:: Exercise material

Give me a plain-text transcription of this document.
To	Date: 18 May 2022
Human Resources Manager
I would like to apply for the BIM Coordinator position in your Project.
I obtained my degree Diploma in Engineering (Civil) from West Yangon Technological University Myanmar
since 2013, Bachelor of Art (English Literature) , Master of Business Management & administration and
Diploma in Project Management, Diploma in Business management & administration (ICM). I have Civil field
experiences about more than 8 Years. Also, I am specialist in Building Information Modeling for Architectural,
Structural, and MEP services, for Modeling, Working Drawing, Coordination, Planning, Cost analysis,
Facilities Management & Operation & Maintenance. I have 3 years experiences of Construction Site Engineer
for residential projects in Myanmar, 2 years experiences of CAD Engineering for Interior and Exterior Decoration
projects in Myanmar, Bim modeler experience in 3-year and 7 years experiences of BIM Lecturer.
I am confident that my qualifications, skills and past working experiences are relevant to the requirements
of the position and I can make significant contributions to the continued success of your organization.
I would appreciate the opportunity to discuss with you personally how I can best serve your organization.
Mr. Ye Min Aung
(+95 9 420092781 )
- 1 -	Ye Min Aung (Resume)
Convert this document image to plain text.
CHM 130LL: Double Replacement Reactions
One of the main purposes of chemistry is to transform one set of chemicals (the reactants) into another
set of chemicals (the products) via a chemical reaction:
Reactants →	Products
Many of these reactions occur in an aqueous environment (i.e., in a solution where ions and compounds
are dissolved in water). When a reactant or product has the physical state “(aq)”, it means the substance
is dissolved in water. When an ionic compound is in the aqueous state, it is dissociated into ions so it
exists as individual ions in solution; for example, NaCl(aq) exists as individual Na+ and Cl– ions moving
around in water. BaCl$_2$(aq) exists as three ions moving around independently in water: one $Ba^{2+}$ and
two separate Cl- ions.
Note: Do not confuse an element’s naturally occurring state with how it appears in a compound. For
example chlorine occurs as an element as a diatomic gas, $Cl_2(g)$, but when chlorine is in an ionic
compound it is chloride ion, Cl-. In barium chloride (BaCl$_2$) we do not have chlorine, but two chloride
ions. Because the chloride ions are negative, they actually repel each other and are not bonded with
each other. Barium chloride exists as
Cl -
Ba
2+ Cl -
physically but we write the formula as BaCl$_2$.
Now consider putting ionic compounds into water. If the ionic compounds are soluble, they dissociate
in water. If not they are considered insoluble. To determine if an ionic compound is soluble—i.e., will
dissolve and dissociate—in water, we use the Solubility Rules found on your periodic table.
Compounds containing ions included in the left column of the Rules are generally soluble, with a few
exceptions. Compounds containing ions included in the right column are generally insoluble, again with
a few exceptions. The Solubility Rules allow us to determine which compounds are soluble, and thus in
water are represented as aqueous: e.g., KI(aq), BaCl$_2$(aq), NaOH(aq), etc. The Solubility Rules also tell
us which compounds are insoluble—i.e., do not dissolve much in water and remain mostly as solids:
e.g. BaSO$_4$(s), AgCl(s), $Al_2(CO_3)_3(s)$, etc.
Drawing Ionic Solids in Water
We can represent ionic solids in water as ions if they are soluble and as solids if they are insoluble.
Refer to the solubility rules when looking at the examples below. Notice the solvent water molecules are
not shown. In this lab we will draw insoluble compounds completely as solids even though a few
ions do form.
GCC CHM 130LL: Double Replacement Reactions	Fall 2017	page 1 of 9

::::

▸ Written task
Only lines that contain the word "Modeling" are wanted; copy each of them.

▸ Answer for this exercise
experiences about more than 8 Years. Also, I am specialist in Building Information Modeling for Architectural,
Structural, and MEP services, for Modeling, Working Drawing, Coordination, Planning, Cost analysis,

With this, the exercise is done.